# Tasks to perform:
1) In the passage on the Philippine War, what arrangement did Emilio Aguinaldo say he would settle for in his offer to McKinley?
2) Write out everything in the Philippine War passage from "The reason for" down to "foretaste of Hitlerism.".

# Supplied passage:
= = = = =
BELIEVING GOD WAS TALKING
FALSE IDEAS SO COME
By his own account, President McKinley had cold feet, which spent
many a wakeful night pacing the White House floors. In 1897 he
had spoken out against annexing Cuba because, "by our code of
morality [it] would be criminal aggression." But now he wanted
the Philippines. How could he justify the inconsistency? Like a
Mormon prophet, McKinley entered into long conversations with God
about this moral dilemma. Obligingly and unsurprisingly, the Lord
told the president it was nothing less than America's duty to
"educate the Filipinos, and uplift and civilize and Christianize
them."
So the United States turned against the local rebels it had
initially backed. McKinley claimed that Filipinos had started the
fighting, but evidence later came out that U.S. officers
had been ordered to provoke it. The Philippine leader, Emilio
Aguinaldo, offered McKinley a deal: he would settle for a
protectorate. All he needed were "some tangible concessions from
the United States" that he could present to his people. It is
still unclear why McKinley didn't take his offer. After all, the
United States was driving that very bargain with the Cubans.
The reason for Washington's hard line seems to have been a mix of
racism, national pride and rivalry with other powers. Senator
Albert Beveridge, the barking dog of the imperialists, told the
president that God had been preparing Anglo-Saxons and other
Germanic folk "for a thousand years ... as the master organizers
of the world ... And of all our race He has marked the American
people as His chosen nation." Such rhetoric came down from the
Puritans, but, as Weinberg noted prophetically in 1935, it was
also a foretaste of Hitlerism.
VAIN EGO IN AMERICA
BASED ON FALSE THEOLOGY
Greed had to be dressed up as a sacred duty to bring the
"savage" into civilization.
"The Philippines are ours forever," Senator Beveridge told
Congress (in a speech he entitled "In Support of an American
Empire"). "And just beyond the Philippines are China's illim-
itable markets. We will not retreat from either.... We will not
renounce our part in the mission of our race, trustee, under God,
of the civilization of the world." Rudyard Kipling weighed in,
penning his "White Man's Burden" on the Philippine affair, a poem
best remembered for its title. (Roosevelt wrote to Senator Lodge
that it was "poor poetry, but good sense from the expansionist
standpoint.") One senator declared that letting the Filipinos
keep their freedom would be "the highest cruelty." Another said
America need not shrink from imperialism, because hers would be
"the imperialism of liberty." 
Whatever his reasons, McKinley wanted the Philippines just as
George W. Bush wanted Iraq. Words written by historian Tyler
Dennett in 1922 could easily apply to either war: "The policy
[was] adopted in great ignorance of the actual facts ... and in a
blissful and exalted assumption that any race ought to regard
conquest by the American people as a superlative blessing."
USA KILLING
It took sixty thousand U.S. troops two years to confer that
blessing and capture Aguinaldo. From the scanty reports that
leaked out between 1899 and 1901, it is clear that, in cruelty
and injustice, the Philippine War reprised the Indian wars and
foretokened Korea, Vietnam and Iraq. William James said that
"McKinley's cant ... has reached perfect expertness in the art of
killing silently." The Anti-Imperialist League did what it could
to break that silence by publishing soldiers' letters. One
officer wrote home about the town of Caloocan, the My Lai or
Mystic of the war: "Caloocan was supposed to contain 17,000
inhabitants. The Twentieth Kansan swept through it, and now -    
Caloocan contains not one living native." A private confessed
that he had, with his own hand, "set fire to over fifty houses of
Filipinos."
= = = = =
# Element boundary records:
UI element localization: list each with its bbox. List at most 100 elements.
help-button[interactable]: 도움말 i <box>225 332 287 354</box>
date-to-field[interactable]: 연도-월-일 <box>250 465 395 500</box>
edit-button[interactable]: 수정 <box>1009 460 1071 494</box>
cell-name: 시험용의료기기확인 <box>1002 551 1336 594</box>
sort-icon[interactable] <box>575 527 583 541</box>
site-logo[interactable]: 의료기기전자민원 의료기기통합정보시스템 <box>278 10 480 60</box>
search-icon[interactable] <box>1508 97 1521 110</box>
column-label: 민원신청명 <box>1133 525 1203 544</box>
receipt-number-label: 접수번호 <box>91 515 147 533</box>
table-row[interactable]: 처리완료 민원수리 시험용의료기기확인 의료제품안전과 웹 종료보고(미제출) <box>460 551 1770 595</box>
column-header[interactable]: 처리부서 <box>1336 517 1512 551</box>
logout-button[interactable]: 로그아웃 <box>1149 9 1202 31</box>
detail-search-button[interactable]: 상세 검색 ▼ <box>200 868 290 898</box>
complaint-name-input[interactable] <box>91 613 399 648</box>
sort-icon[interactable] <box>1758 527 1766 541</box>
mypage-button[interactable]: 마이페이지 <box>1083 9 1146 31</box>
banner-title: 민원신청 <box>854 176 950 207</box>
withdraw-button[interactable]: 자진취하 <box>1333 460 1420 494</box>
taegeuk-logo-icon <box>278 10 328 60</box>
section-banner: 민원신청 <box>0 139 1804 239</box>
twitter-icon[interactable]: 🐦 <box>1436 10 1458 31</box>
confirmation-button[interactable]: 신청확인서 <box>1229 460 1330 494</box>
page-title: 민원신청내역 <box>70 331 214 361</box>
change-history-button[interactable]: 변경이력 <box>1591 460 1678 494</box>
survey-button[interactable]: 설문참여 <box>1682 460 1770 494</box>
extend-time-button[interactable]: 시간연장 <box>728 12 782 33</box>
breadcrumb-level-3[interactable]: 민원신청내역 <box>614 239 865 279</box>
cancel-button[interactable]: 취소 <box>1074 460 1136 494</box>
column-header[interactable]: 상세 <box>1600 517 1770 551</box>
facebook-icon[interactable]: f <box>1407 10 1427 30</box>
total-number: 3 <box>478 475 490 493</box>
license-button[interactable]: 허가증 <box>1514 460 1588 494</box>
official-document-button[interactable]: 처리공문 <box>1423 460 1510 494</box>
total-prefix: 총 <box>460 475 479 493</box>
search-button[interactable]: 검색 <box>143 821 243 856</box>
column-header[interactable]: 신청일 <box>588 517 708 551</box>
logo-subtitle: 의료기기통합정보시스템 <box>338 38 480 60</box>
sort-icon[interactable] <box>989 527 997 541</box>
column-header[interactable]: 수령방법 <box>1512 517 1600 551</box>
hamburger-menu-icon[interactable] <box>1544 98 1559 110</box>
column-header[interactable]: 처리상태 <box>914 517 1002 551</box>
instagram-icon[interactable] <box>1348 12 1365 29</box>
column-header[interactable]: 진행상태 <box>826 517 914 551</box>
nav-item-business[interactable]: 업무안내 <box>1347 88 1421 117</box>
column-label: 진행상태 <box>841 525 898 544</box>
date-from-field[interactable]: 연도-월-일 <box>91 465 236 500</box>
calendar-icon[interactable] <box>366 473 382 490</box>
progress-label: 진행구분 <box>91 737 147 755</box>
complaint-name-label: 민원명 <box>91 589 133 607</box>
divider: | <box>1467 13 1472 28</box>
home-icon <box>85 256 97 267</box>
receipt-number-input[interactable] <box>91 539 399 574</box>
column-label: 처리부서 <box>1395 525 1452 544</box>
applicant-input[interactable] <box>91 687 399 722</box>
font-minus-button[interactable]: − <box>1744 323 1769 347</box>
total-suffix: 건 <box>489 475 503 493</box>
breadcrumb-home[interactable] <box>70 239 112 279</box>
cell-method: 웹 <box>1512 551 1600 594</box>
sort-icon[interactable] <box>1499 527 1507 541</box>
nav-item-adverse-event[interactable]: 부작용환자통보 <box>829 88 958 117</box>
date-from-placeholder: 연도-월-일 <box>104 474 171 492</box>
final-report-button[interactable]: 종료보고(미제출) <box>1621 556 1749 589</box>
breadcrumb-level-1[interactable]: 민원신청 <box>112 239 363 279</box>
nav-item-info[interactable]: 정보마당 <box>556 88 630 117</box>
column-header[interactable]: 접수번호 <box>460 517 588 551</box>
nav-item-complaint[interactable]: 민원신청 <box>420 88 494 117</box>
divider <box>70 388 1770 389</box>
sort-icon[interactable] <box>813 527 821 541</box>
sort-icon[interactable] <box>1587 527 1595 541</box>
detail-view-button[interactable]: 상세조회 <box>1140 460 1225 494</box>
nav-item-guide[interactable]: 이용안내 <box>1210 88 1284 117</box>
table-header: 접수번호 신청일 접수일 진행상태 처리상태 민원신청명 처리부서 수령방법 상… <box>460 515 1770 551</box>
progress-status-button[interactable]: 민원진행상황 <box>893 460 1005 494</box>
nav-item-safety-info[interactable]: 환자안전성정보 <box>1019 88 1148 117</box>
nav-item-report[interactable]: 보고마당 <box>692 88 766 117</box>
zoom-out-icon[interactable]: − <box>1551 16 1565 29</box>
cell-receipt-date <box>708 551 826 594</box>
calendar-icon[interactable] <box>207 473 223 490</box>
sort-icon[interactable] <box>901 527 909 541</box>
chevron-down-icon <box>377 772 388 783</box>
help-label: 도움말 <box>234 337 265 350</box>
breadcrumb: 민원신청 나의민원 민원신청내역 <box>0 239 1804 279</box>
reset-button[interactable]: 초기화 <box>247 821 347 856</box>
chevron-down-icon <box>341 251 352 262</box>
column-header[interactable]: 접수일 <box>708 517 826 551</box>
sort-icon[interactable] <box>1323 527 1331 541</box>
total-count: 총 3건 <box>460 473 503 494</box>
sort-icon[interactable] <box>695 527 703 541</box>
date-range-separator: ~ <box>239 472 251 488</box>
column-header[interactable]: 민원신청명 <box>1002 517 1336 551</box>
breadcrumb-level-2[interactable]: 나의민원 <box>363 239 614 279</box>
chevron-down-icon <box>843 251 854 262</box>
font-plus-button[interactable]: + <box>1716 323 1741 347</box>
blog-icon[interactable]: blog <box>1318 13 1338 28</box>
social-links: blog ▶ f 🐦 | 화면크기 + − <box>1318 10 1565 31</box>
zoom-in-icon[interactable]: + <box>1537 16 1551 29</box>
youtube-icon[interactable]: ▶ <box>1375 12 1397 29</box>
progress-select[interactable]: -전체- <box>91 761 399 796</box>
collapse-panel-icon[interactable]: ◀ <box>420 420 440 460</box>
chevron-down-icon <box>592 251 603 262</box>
= = = = =
# Solutions for each task:
1) He would settle for a protectorate.

2)
The reason for Washington's hard line seems to have been a mix of
racism, national pride and rivalry with other powers. Senator
Albert Beveridge, the barking dog of the imperialists, told the
president that God had been preparing Anglo-Saxons and other
Germanic folk "for a thousand years ... as the master organizers
of the world ... And of all our race He has marked the American
people as His chosen nation." Such rhetoric came down from the
Puritans, but, as Weinberg noted prophetically in 1935, it was
also a foretaste of Hitlerism.